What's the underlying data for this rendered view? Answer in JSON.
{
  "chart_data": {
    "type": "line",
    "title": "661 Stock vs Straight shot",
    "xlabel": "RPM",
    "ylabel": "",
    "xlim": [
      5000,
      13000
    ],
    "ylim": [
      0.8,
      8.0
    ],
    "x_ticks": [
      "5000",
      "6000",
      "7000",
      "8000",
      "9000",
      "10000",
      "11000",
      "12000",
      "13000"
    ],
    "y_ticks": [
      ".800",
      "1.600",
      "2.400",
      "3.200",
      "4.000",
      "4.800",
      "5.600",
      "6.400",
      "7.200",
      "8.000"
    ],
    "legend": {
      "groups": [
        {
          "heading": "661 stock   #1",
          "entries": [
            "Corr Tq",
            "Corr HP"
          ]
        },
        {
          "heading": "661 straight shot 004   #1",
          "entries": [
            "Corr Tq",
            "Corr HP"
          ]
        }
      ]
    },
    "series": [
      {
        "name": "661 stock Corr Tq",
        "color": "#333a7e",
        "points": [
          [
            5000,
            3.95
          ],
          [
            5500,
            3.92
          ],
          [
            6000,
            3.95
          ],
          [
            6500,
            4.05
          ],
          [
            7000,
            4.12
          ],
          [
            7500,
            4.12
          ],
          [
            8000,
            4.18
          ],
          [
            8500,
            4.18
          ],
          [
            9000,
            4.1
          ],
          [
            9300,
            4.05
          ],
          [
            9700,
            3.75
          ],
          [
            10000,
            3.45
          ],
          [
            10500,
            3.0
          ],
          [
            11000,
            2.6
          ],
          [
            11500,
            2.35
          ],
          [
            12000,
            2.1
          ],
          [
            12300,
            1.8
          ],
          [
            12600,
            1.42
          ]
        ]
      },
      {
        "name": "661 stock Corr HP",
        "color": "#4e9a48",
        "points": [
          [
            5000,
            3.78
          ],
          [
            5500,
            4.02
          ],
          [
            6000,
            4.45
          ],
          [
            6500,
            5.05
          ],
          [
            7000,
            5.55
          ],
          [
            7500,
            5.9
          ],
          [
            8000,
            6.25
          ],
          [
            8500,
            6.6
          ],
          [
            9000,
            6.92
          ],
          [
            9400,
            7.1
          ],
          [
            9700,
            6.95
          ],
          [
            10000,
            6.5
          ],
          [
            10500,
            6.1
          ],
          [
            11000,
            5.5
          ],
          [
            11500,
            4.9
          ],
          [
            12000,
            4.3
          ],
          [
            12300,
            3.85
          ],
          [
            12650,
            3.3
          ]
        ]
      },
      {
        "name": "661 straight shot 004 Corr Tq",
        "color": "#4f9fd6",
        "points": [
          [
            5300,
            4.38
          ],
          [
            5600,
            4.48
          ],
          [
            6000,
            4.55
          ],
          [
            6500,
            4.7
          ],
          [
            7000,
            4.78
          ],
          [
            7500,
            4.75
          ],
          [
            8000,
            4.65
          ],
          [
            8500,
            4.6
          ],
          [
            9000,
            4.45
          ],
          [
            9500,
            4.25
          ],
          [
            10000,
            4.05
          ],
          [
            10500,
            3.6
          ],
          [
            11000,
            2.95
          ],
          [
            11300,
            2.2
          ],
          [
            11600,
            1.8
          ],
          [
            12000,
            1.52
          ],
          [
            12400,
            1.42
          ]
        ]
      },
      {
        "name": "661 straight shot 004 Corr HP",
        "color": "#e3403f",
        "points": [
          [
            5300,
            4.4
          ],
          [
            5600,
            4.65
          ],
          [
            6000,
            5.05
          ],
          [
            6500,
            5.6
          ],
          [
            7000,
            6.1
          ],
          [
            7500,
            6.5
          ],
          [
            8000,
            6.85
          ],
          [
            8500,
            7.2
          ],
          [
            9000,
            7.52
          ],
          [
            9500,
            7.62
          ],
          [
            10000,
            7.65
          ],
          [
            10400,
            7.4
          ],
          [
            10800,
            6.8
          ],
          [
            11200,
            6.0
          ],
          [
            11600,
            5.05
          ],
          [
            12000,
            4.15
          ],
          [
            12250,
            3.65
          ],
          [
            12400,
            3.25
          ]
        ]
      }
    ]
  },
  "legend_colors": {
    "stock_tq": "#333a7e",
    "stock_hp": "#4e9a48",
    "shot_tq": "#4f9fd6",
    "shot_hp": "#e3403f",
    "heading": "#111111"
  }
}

+ + + + +

▸ WHAT THIS TASK INVOLVES: Looking at the entries above, state how many lines contain "name"; give the number alone.

▸ PROBLEM SOLUTION: 4